(Data entries for graphics)
+--

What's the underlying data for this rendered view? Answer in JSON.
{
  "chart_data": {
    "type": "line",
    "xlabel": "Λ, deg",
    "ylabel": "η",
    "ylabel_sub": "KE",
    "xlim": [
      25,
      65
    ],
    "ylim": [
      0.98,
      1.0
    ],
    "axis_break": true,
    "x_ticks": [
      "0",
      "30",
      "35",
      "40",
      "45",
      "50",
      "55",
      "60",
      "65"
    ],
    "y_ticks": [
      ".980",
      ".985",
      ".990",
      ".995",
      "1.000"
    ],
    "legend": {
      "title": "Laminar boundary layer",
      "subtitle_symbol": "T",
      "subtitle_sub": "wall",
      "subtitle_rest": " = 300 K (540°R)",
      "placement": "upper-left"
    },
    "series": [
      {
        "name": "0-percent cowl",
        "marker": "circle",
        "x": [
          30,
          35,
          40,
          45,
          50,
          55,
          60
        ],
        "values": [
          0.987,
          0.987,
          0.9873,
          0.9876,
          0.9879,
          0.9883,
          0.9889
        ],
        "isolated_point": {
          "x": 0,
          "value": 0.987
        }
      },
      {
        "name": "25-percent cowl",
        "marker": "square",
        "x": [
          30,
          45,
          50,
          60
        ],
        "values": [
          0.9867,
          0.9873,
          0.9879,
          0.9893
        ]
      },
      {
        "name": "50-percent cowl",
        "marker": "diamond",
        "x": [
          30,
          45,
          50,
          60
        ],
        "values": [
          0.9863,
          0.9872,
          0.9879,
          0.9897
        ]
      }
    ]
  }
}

+--

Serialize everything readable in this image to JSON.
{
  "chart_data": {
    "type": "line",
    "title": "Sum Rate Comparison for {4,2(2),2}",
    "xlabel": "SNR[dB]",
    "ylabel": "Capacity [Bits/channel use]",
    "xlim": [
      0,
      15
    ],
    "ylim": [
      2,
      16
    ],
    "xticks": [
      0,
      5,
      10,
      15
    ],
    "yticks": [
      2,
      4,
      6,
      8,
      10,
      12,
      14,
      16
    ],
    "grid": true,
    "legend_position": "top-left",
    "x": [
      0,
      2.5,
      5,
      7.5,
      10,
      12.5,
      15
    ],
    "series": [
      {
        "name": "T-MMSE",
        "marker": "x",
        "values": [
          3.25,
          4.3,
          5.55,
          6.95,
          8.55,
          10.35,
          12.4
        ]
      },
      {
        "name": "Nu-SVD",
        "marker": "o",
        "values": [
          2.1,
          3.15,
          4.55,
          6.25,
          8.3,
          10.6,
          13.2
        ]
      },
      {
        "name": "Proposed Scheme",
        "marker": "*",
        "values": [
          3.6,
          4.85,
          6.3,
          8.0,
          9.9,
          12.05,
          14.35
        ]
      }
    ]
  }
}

+--

__WHAT THE TASK REQUIRES__
Where a line holds the string "marker", copy that line.

__REPLY TO THE TASK__
        "marker": "circle",
        "marker": "square",
        "marker": "diamond",
        "marker": "x",
        "marker": "o",
        "marker": "*",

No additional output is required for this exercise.